## DOCUMENT EXTRACT
PulseAudio volume control application with awful "flat volumes" behavior

Show Your Working is a brand new segment where I write up things I have attempted to fix in open source software. Sometimes it's interesting to debug a problem yourself from first principles, even if the codebase is huge and you don't know anything going in. I will try and explain my thought process as I venture out into the weeds armed only with a butter knife.

The software

PulseAudio is the software audio mixer for most desktop Linux distributions. Let's not mince words; PulseAudio has an awful reputation, mostly earned from the botched rollout by Ubuntu and other distributions back in 2008. Long-time Linux users remember these as the dark years where games were unplayable, and everything was punctuated by a loud crackling from the constant buffer underruns. The most egregious problems were caused by the aforementioned shonky buffering, plus a reliance on timing-related ALSA features which had never been used/tested properly for many sound drivers. It didn't help that barely any applications had direct support for the PulseAudio API; there were compatibility shims for ALSA/OSS applications, but they were a crapshoot at best.

But that was a decade ago! We've moved from version 0.9 to version 11.1, a metric ass-ton of effort has gone into making the mixer first rate, most Linux sound libraries are fully Pulse compatible, etc. etc. Surely everything is perfect now, right?

## SOURCE MATERIAL

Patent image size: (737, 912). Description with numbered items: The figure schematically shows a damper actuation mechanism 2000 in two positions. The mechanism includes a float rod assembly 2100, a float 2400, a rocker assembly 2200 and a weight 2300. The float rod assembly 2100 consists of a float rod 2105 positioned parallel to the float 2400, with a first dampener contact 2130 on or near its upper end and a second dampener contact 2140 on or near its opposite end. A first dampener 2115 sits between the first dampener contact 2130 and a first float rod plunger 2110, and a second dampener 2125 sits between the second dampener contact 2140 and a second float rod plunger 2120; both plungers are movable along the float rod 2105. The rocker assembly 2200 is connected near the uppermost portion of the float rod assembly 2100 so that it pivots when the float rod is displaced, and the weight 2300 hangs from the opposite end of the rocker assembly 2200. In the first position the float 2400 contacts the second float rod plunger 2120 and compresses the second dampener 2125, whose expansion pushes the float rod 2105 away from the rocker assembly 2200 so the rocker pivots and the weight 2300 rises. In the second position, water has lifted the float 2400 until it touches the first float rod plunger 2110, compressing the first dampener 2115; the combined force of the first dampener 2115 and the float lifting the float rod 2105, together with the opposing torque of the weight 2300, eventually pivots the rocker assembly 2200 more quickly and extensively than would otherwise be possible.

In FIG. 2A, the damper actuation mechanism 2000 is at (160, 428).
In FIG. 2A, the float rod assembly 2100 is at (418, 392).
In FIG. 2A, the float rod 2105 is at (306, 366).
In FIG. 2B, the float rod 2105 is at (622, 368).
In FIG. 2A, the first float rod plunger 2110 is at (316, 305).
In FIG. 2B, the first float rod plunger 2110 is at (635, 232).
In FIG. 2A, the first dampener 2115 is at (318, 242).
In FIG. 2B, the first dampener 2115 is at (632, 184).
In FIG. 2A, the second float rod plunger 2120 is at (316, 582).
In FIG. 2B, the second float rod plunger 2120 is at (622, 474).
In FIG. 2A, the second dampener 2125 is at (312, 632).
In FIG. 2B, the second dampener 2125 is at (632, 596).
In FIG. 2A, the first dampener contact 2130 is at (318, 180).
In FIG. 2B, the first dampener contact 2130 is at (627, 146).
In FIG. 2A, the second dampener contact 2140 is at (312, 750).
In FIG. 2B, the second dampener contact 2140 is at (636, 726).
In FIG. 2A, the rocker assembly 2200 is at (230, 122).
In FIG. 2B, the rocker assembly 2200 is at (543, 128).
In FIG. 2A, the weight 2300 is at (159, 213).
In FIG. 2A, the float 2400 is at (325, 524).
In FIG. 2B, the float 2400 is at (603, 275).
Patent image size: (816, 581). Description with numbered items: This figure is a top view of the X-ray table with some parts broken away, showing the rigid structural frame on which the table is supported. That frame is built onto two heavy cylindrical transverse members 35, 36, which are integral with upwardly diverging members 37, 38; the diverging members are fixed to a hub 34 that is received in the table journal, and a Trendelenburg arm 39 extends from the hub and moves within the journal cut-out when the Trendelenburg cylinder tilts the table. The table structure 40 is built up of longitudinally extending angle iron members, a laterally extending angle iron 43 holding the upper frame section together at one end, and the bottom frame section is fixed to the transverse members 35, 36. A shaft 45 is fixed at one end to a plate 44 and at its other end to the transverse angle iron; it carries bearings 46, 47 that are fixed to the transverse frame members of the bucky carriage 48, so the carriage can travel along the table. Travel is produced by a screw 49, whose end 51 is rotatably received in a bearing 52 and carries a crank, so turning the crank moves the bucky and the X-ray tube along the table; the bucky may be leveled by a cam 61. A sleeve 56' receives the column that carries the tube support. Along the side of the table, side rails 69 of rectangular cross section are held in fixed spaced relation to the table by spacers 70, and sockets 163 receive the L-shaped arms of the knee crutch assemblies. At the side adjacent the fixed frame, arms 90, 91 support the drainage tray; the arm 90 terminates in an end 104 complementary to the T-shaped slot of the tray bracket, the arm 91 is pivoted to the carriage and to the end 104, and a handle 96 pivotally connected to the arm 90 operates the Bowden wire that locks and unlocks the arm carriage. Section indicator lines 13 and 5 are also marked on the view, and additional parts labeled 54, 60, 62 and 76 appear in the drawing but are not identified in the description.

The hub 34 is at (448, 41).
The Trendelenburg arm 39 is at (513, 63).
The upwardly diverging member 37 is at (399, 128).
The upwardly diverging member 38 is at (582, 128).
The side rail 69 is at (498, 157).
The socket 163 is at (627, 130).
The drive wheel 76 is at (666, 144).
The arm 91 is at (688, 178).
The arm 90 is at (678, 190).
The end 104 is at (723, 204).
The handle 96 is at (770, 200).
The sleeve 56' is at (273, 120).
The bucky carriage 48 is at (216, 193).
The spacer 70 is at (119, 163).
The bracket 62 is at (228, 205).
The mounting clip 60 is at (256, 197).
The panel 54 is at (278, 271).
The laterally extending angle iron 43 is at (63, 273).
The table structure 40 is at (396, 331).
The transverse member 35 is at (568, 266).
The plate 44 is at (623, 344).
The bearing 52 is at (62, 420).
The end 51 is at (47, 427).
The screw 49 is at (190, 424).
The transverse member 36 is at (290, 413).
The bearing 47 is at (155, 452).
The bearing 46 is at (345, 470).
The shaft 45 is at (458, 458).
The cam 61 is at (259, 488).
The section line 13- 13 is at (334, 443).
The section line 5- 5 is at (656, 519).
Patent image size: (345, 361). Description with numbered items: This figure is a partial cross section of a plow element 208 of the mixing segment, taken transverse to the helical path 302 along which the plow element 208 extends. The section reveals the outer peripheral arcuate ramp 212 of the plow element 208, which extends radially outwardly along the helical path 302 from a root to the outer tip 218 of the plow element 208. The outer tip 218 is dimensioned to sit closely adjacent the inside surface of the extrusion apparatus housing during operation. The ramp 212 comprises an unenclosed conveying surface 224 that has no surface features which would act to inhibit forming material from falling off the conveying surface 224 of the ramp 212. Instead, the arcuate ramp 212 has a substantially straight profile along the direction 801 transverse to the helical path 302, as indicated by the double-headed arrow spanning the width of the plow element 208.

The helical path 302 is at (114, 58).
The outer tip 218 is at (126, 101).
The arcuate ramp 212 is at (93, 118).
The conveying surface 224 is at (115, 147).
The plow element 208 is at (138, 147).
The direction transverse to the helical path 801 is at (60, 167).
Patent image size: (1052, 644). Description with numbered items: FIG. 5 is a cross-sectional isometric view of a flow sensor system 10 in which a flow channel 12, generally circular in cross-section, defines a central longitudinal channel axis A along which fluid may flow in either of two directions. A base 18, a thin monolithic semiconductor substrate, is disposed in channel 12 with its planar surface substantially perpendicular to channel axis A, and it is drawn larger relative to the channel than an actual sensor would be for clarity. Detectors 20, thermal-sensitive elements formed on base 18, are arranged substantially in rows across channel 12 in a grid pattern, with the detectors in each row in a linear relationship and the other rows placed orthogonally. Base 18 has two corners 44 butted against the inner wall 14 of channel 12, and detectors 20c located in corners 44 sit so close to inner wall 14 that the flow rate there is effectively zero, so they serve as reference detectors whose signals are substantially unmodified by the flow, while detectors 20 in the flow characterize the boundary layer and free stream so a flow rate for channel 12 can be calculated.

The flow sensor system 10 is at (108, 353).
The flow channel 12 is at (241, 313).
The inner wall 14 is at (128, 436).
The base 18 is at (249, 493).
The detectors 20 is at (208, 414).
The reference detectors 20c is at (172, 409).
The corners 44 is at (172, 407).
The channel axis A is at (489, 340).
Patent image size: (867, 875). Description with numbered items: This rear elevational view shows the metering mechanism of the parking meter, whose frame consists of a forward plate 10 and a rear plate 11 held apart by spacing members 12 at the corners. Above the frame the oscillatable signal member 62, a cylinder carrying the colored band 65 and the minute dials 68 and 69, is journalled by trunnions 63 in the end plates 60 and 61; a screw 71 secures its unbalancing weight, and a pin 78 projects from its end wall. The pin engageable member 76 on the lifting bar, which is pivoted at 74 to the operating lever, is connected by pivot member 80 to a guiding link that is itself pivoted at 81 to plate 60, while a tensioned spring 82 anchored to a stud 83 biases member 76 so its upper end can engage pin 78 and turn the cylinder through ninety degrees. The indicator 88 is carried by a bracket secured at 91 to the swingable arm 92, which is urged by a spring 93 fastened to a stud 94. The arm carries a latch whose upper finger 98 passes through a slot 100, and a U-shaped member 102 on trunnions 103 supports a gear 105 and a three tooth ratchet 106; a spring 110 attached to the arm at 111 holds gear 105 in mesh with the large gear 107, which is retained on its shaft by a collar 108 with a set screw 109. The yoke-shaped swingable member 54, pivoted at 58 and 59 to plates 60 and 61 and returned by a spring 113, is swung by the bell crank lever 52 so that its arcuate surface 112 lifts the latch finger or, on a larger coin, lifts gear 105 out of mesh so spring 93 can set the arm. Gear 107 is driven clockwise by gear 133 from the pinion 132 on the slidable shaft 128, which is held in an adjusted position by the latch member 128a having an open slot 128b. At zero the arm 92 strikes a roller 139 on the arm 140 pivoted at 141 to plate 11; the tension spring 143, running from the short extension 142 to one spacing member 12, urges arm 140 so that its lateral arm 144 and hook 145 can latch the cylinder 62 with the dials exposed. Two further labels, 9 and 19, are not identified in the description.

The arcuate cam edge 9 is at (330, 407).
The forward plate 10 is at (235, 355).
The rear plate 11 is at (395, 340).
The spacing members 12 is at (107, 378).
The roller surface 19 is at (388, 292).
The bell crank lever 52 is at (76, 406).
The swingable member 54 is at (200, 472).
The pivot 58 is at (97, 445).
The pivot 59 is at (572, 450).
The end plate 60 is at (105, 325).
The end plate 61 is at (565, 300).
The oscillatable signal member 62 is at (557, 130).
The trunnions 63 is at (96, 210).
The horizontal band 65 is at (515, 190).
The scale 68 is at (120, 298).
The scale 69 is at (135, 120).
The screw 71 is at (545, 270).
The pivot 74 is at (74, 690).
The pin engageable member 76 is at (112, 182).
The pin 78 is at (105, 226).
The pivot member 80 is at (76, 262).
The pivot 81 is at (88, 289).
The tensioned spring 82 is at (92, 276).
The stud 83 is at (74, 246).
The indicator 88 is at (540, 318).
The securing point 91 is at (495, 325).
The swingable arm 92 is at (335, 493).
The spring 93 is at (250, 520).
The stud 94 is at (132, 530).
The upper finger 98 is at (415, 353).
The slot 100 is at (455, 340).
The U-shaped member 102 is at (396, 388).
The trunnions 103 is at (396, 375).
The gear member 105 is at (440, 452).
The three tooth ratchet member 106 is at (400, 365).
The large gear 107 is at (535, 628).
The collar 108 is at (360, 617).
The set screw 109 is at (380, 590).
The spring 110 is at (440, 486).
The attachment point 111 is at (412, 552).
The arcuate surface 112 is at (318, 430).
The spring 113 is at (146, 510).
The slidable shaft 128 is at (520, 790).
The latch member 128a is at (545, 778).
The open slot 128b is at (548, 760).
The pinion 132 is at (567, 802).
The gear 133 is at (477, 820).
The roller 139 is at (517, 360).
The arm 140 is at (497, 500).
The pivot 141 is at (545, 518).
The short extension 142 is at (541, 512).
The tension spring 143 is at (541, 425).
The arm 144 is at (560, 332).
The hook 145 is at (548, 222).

## ASSIGNMENT 1
Set down the PulseAudio post word for word, from "PulseAudio volume control" up to and including "a butter knife.".
## ASSIGNMENT 2
Condense the paragraph of the PulseAudio post that begins "PulseAudio is the software audio mixer" into a short bulleted list that keeps its main facts.
The listing has no connection to the PulseAudio post.

## WRITTEN RESPONSE 1
PulseAudio volume control application with awful "flat volumes" behavior

Show Your Working is a brand new segment where I write up things I have attempted to fix in open source software. Sometimes it's interesting to debug a problem yourself from first principles, even if the codebase is huge and you don't know anything going in. I will try and explain my thought process as I venture out into the weeds armed only with a butter knife.

## WRITTEN RESPONSE 2
- PulseAudio is the software audio mixer on most desktop Linux distributions.
- Its bad reputation comes mostly from the botched 2008 rollout by Ubuntu and other distributions, when games were unplayable and constant buffer underruns caused loud crackling.
- The worst problems came from poor buffering and from relying on timing-related ALSA features that had never been properly used or tested with many sound drivers.
- Few applications supported the PulseAudio API directly, and the compatibility shims for ALSA/OSS applications were unreliable.